— Start of Raw records —

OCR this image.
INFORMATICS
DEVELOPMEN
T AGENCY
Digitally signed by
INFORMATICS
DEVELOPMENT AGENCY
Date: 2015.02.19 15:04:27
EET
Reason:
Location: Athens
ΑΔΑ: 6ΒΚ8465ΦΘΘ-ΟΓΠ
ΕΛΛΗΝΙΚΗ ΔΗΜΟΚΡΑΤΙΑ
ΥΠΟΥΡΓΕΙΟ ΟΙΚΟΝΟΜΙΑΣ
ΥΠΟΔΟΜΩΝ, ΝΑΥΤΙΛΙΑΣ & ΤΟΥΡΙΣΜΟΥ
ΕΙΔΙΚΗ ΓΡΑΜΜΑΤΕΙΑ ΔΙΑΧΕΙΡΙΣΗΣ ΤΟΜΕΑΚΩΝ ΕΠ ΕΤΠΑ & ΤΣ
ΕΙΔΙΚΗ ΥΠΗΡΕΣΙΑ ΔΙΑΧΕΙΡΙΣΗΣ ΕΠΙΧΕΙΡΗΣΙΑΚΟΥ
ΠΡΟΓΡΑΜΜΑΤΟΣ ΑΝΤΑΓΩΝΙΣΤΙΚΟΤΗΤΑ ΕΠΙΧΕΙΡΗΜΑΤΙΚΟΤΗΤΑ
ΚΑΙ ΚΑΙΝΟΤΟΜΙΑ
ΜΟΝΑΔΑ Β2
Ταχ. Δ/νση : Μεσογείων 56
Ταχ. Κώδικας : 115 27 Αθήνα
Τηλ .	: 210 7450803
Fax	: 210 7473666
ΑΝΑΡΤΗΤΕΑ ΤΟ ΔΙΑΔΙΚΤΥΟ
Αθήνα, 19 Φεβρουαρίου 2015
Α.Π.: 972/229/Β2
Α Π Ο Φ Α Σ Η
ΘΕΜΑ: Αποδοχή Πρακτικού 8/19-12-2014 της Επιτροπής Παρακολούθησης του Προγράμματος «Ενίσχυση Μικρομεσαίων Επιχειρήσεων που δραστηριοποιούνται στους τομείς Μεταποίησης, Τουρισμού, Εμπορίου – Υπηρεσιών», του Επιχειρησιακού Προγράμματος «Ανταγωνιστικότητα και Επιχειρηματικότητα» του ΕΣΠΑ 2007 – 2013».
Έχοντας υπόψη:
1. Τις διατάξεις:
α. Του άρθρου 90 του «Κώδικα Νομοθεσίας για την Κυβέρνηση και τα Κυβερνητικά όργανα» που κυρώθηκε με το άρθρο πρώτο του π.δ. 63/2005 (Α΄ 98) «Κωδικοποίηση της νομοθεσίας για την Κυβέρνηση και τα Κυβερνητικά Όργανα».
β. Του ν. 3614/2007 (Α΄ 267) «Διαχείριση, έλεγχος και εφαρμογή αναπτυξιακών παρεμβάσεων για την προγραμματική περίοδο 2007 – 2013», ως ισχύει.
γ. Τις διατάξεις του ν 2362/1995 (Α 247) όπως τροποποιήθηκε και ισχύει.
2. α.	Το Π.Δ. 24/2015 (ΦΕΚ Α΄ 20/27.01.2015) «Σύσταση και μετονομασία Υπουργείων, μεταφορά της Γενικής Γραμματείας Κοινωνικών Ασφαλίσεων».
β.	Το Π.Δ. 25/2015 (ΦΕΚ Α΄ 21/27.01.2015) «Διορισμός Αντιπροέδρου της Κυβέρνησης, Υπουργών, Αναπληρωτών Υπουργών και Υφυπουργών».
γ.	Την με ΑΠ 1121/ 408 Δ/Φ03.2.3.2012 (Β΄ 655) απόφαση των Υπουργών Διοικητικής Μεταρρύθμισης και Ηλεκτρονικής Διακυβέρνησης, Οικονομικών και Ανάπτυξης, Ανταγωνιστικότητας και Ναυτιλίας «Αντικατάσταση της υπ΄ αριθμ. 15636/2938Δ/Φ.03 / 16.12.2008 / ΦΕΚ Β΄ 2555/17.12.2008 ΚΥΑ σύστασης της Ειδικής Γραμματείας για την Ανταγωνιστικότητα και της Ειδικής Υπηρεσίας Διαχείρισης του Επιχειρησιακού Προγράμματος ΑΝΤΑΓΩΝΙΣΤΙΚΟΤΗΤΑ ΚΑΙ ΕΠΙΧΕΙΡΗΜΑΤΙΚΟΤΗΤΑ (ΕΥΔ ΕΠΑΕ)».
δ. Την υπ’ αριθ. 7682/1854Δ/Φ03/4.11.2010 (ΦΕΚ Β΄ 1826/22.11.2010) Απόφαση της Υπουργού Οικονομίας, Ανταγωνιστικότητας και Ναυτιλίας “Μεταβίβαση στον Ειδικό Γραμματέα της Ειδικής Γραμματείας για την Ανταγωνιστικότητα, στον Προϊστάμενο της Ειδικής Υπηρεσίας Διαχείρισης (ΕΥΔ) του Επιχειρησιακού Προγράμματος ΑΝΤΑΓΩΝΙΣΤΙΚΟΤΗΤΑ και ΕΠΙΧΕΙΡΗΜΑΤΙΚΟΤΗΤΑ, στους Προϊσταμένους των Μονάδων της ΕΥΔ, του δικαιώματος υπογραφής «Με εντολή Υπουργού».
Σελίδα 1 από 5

— End of Raw records —

• [Task]
Identify all lines where the word "ΕΙΔΙΚΗ" shows up. Copy them.

• [Written answer]
ΕΙΔΙΚΗ ΓΡΑΜΜΑΤΕΙΑ ΔΙΑΧΕΙΡΙΣΗΣ ΤΟΜΕΑΚΩΝ ΕΠ ΕΤΠΑ & ΤΣ
ΕΙΔΙΚΗ ΥΠΗΡΕΣΙΑ ΔΙΑΧΕΙΡΙΣΗΣ ΕΠΙΧΕΙΡΗΣΙΑΚΟΥ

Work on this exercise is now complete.